### Data records
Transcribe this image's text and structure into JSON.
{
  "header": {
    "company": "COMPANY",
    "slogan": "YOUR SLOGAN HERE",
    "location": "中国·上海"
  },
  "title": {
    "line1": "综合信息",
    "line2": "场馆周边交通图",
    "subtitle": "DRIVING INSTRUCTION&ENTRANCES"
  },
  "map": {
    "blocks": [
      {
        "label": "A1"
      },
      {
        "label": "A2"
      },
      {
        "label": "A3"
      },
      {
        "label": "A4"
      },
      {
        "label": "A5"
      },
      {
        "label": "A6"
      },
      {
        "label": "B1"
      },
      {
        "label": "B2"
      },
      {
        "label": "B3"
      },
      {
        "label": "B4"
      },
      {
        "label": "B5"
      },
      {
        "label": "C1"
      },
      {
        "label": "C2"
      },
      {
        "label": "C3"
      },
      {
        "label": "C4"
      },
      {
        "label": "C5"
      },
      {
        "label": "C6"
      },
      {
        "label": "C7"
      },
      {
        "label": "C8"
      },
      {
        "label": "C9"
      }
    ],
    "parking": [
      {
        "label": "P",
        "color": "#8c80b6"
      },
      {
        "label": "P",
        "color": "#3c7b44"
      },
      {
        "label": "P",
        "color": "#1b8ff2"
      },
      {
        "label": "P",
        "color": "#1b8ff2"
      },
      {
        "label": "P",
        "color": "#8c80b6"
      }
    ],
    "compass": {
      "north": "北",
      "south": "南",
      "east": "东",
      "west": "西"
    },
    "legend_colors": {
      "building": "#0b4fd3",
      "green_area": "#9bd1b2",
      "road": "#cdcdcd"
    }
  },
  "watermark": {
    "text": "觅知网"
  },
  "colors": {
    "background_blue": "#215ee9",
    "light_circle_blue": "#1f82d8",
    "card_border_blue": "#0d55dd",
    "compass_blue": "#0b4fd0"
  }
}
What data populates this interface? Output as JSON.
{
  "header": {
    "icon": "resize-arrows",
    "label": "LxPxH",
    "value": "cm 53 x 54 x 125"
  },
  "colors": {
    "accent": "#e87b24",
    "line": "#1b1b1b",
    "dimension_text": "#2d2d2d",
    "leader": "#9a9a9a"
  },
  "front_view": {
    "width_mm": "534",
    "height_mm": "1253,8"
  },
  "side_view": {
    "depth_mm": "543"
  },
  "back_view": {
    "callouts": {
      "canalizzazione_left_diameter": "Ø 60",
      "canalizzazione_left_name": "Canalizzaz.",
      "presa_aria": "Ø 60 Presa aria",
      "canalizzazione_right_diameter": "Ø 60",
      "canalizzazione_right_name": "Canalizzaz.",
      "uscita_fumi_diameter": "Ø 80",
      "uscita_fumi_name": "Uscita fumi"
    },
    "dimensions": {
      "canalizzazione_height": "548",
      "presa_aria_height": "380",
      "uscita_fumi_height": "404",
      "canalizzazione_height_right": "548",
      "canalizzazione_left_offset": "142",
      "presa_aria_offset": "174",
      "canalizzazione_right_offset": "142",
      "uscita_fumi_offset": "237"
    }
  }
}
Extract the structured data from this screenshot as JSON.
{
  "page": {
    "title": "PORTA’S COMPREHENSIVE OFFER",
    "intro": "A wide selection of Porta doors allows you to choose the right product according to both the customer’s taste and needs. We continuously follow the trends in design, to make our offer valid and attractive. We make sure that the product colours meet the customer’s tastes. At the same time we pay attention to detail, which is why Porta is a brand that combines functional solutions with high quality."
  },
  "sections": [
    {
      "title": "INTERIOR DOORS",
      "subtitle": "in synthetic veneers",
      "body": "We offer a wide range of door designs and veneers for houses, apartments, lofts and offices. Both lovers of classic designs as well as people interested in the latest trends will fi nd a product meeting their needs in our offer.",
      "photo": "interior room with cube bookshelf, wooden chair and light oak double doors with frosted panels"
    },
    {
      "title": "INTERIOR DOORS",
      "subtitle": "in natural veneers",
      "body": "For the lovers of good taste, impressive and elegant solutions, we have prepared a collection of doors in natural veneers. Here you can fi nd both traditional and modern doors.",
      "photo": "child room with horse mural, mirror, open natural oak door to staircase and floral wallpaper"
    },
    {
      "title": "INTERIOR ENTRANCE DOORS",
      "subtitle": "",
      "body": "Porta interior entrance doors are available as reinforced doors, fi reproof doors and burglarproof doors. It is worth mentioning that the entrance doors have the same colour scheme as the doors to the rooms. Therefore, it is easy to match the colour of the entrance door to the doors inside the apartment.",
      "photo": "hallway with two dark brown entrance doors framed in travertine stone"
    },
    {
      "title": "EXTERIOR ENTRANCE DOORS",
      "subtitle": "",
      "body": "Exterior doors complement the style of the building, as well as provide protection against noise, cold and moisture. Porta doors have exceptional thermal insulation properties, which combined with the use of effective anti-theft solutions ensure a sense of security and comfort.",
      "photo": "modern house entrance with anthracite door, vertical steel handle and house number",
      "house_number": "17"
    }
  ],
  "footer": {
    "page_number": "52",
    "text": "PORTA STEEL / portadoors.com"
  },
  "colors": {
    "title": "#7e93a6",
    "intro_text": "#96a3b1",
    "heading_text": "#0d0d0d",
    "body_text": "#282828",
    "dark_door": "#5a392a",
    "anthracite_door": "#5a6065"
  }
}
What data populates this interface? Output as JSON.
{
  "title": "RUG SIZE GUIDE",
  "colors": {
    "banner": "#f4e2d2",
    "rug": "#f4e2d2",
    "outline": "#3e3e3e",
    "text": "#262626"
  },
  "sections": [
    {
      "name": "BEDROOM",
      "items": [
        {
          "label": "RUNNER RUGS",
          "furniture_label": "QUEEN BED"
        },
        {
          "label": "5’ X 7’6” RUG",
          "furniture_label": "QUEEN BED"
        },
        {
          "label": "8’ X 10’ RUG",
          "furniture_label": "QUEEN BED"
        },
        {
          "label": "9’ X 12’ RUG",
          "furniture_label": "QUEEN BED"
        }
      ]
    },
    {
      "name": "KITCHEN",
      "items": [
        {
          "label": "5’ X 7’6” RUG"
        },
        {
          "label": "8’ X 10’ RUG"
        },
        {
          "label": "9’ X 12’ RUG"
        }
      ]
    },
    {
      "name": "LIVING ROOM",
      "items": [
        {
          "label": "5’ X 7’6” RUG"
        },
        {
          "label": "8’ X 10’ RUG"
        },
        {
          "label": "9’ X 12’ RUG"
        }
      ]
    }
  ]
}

### Task prompt
Using the records above, say how many lines include the string "modern". Only the number is wanted.

### In response
2